►

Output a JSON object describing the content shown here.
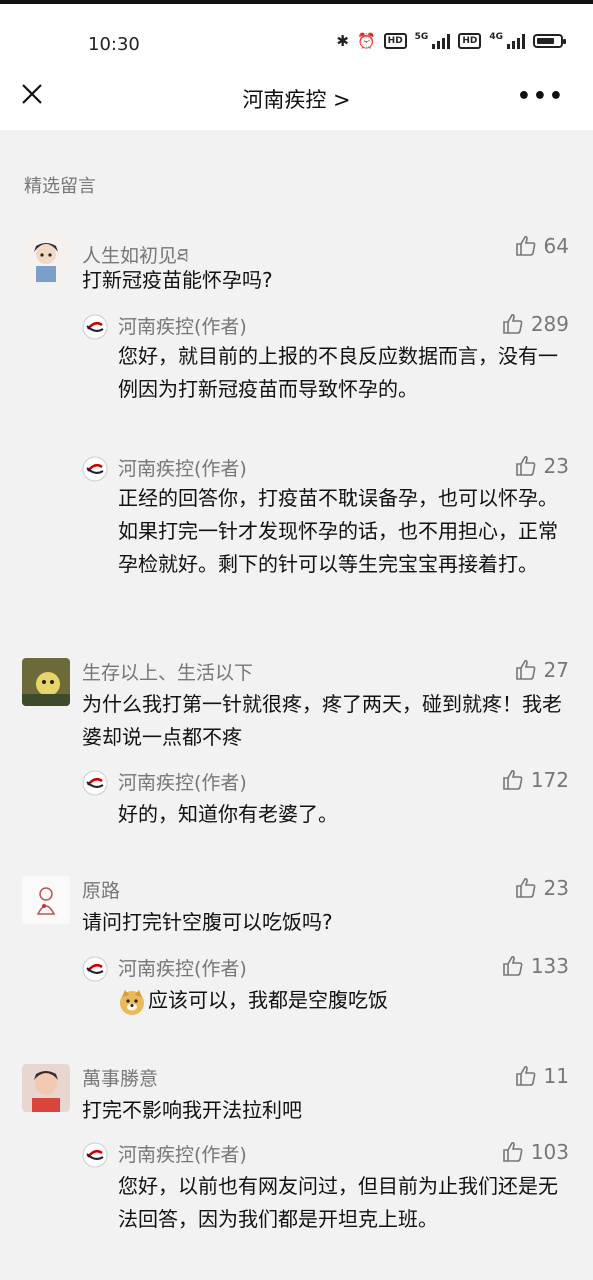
{
  "status": {
    "time": "10:30",
    "net1": "5G",
    "net2": "4G",
    "hd1": "HD",
    "hd2": "HD",
    "battery_level": 0.75
  },
  "nav": {
    "title": "河南疾控 >",
    "more": "•••"
  },
  "section_title": "精选留言",
  "comments": [
    {
      "name": "人生如初见ཐ",
      "likes": "64",
      "text": "打新冠疫苗能怀孕吗?",
      "replies": [
        {
          "name": "河南疾控(作者)",
          "likes": "289",
          "text": "您好，就目前的上报的不良反应数据而言，没有一例因为打新冠疫苗而导致怀孕的。"
        },
        {
          "name": "河南疾控(作者)",
          "likes": "23",
          "text": "正经的回答你，打疫苗不耽误备孕，也可以怀孕。如果打完一针才发现怀孕的话，也不用担心，正常孕检就好。剩下的针可以等生完宝宝再接着打。"
        }
      ]
    },
    {
      "name": "生存以上、生活以下",
      "likes": "27",
      "text": "为什么我打第一针就很疼，疼了两天，碰到就疼！我老婆却说一点都不疼",
      "replies": [
        {
          "name": "河南疾控(作者)",
          "likes": "172",
          "text": "好的，知道你有老婆了。"
        }
      ]
    },
    {
      "name": "原路",
      "likes": "23",
      "text": "请问打完针空腹可以吃饭吗?",
      "replies": [
        {
          "name": "河南疾控(作者)",
          "likes": "133",
          "text": "应该可以，我都是空腹吃饭"
        }
      ]
    },
    {
      "name": "萬事勝意",
      "likes": "11",
      "text": "打完不影响我开法拉利吧",
      "replies": [
        {
          "name": "河南疾控(作者)",
          "likes": "103",
          "text": "您好，以前也有网友问过，但目前为止我们还是无法回答，因为我们都是开坦克上班。"
        }
      ]
    }
  ]
}
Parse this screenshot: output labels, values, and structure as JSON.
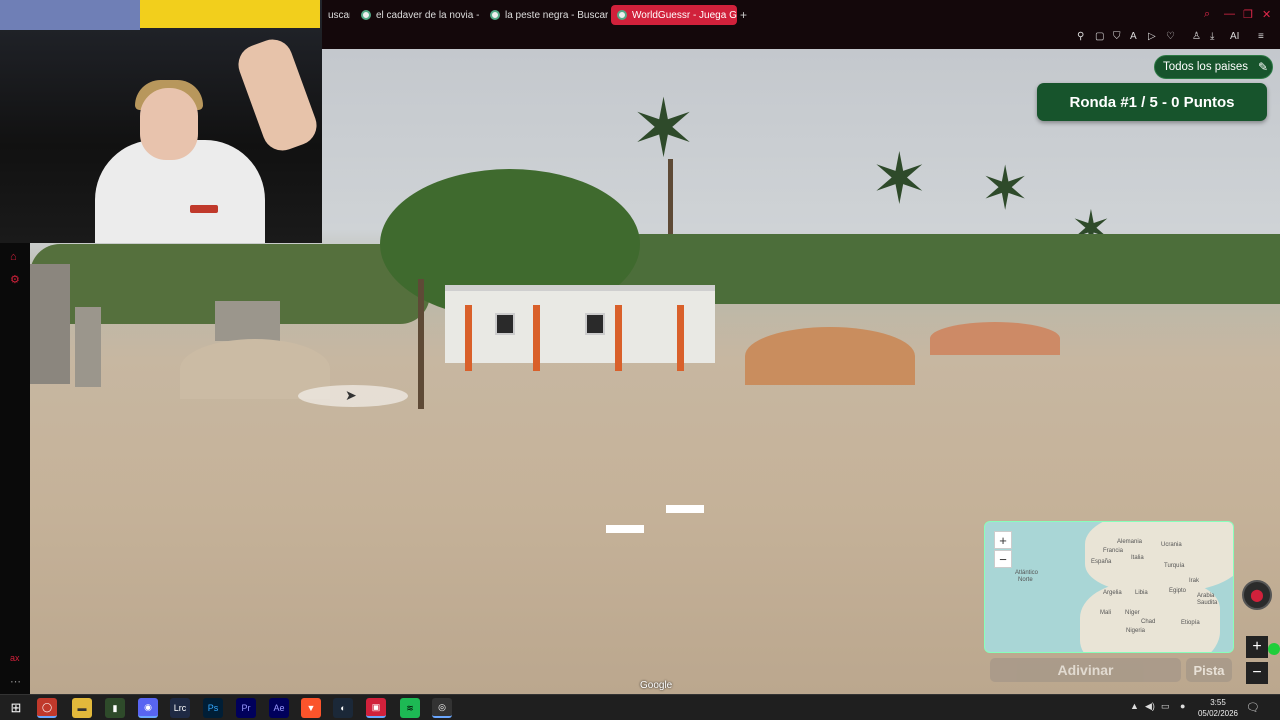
{
  "browser": {
    "tabs": [
      {
        "title": "uscar"
      },
      {
        "title": "el cadaver de la novia - Bu"
      },
      {
        "title": "la peste negra - Buscar co"
      },
      {
        "title": "WorldGuessr - Juega Geo"
      }
    ],
    "new_tab": "+",
    "toolbar_ai": "AI"
  },
  "game": {
    "country_filter": "Todos los paises",
    "round_status": "Ronda #1 / 5 - 0 Puntos",
    "guess_button": "Adivinar",
    "hint_button": "Pista",
    "map_zoom_in": "+",
    "map_zoom_out": "−",
    "street_zoom_in": "+",
    "street_zoom_out": "−",
    "map_labels": {
      "alemania": "Alemania",
      "francia": "Francia",
      "espana": "España",
      "italia": "Italia",
      "turquia": "Turquía",
      "atlantico": "Atlántico",
      "norte": "Norte",
      "argelia": "Argelia",
      "libia": "Libia",
      "egipto": "Egipto",
      "arabia": "Arabia",
      "saudita": "Saudita",
      "mali": "Mali",
      "niger": "Níger",
      "chad": "Chad",
      "nigeria": "Nigeria",
      "irak": "Irak",
      "ucrania": "Ucrania",
      "etiopia": "Etiopía"
    },
    "google": "Google"
  },
  "taskbar": {
    "clock_time": "3:55",
    "clock_date": "05/02/2026"
  }
}
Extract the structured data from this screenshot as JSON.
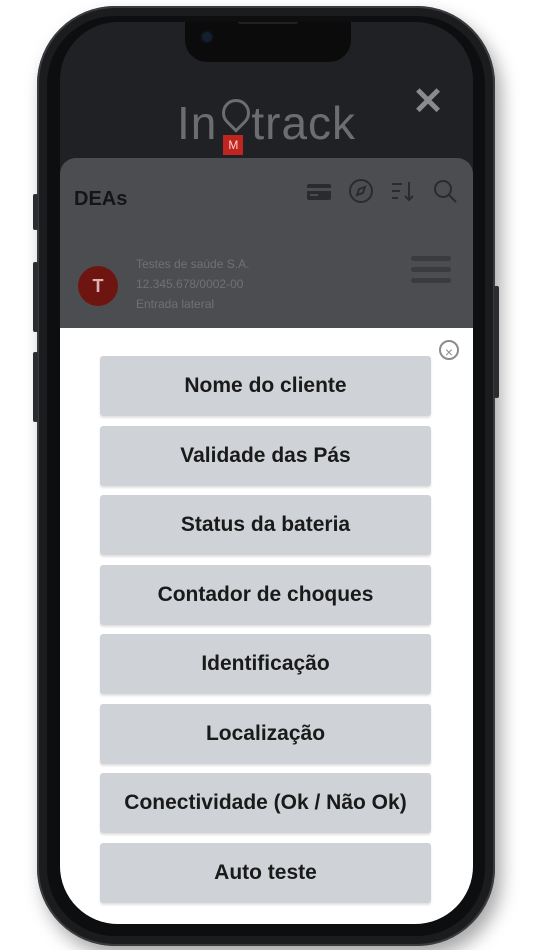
{
  "app": {
    "logo_left": "In",
    "logo_mark": "M",
    "logo_right": "track",
    "close_symbol": "✕"
  },
  "sheet": {
    "title": "DEAs",
    "icons": [
      "card-icon",
      "compass-icon",
      "sort-icon",
      "search-icon"
    ],
    "item": {
      "avatar_letter": "T",
      "line1": "Testes de saúde S.A.",
      "line2": "12.345.678/0002-00",
      "line3": "Entrada lateral"
    }
  },
  "modal": {
    "close_symbol": "×",
    "options": [
      "Nome do cliente",
      "Validade das Pás",
      "Status da bateria",
      "Contador de choques",
      "Identificação",
      "Localização",
      "Conectividade (Ok / Não Ok)",
      "Auto teste"
    ]
  },
  "colors": {
    "accent_red": "#c0261f",
    "button_gray": "#cfd2d7",
    "screen_dark": "#202124"
  }
}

◄

→ Requirement
Pictures are not part of the copy; reproduce everything else in the records exactly.

→ The output
Output a JSON object describing the content shown here.
{
  "status": {
    "time": "10:30",
    "net1": "5G",
    "net2": "4G",
    "hd1": "HD",
    "hd2": "HD",
    "battery_level": 0.75
  },
  "nav": {
    "title": "河南疾控 >",
    "more": "•••"
  },
  "section_title": "精选留言",
  "comments": [
    {
      "name": "人生如初见ཐ",
      "likes": "64",
      "text": "打新冠疫苗能怀孕吗?",
      "replies": [
        {
          "name": "河南疾控(作者)",
          "likes": "289",
          "text": "您好，就目前的上报的不良反应数据而言，没有一例因为打新冠疫苗而导致怀孕的。"
        },
        {
          "name": "河南疾控(作者)",
          "likes": "23",
          "text": "正经的回答你，打疫苗不耽误备孕，也可以怀孕。如果打完一针才发现怀孕的话，也不用担心，正常孕检就好。剩下的针可以等生完宝宝再接着打。"
        }
      ]
    },
    {
      "name": "生存以上、生活以下",
      "likes": "27",
      "text": "为什么我打第一针就很疼，疼了两天，碰到就疼！我老婆却说一点都不疼",
      "replies": [
        {
          "name": "河南疾控(作者)",
          "likes": "172",
          "text": "好的，知道你有老婆了。"
        }
      ]
    },
    {
      "name": "原路",
      "likes": "23",
      "text": "请问打完针空腹可以吃饭吗?",
      "replies": [
        {
          "name": "河南疾控(作者)",
          "likes": "133",
          "text": "应该可以，我都是空腹吃饭"
        }
      ]
    },
    {
      "name": "萬事勝意",
      "likes": "11",
      "text": "打完不影响我开法拉利吧",
      "replies": [
        {
          "name": "河南疾控(作者)",
          "likes": "103",
          "text": "您好，以前也有网友问过，但目前为止我们还是无法回答，因为我们都是开坦克上班。"
        }
      ]
    }
  ]
}
Parse this screenshot: output labels, values, and structure as JSON.
{
  "browser": {
    "tabs": [
      {
        "title": "uscar"
      },
      {
        "title": "el cadaver de la novia - Bu"
      },
      {
        "title": "la peste negra - Buscar co"
      },
      {
        "title": "WorldGuessr - Juega Geo"
      }
    ],
    "new_tab": "+",
    "toolbar_ai": "AI"
  },
  "game": {
    "country_filter": "Todos los paises",
    "round_status": "Ronda #1 / 5 - 0 Puntos",
    "guess_button": "Adivinar",
    "hint_button": "Pista",
    "map_zoom_in": "+",
    "map_zoom_out": "−",
    "street_zoom_in": "+",
    "street_zoom_out": "−",
    "map_labels": {
      "alemania": "Alemania",
      "francia": "Francia",
      "espana": "España",
      "italia": "Italia",
      "turquia": "Turquía",
      "atlantico": "Atlántico",
      "norte": "Norte",
      "argelia": "Argelia",
      "libia": "Libia",
      "egipto": "Egipto",
      "arabia": "Arabia",
      "saudita": "Saudita",
      "mali": "Mali",
      "niger": "Níger",
      "chad": "Chad",
      "nigeria": "Nigeria",
      "irak": "Irak",
      "ucrania": "Ucrania",
      "etiopia": "Etiopía"
    },
    "google": "Google"
  },
  "taskbar": {
    "clock_time": "3:55",
    "clock_date": "05/02/2026"
  }
}
Extract the structured data from this screenshot as JSON.
{
  "app": {
    "logo_left": "In",
    "logo_mark": "M",
    "logo_right": "track",
    "close_symbol": "✕"
  },
  "sheet": {
    "title": "DEAs",
    "icons": [
      "card-icon",
      "compass-icon",
      "sort-icon",
      "search-icon"
    ],
    "item": {
      "avatar_letter": "T",
      "line1": "Testes de saúde S.A.",
      "line2": "12.345.678/0002-00",
      "line3": "Entrada lateral"
    }
  },
  "modal": {
    "close_symbol": "×",
    "options": [
      "Nome do cliente",
      "Validade das Pás",
      "Status da bateria",
      "Contador de choques",
      "Identificação",
      "Localização",
      "Conectividade (Ok / Não Ok)",
      "Auto teste"
    ]
  },
  "colors": {
    "accent_red": "#c0261f",
    "button_gray": "#cfd2d7",
    "screen_dark": "#202124"
  }
}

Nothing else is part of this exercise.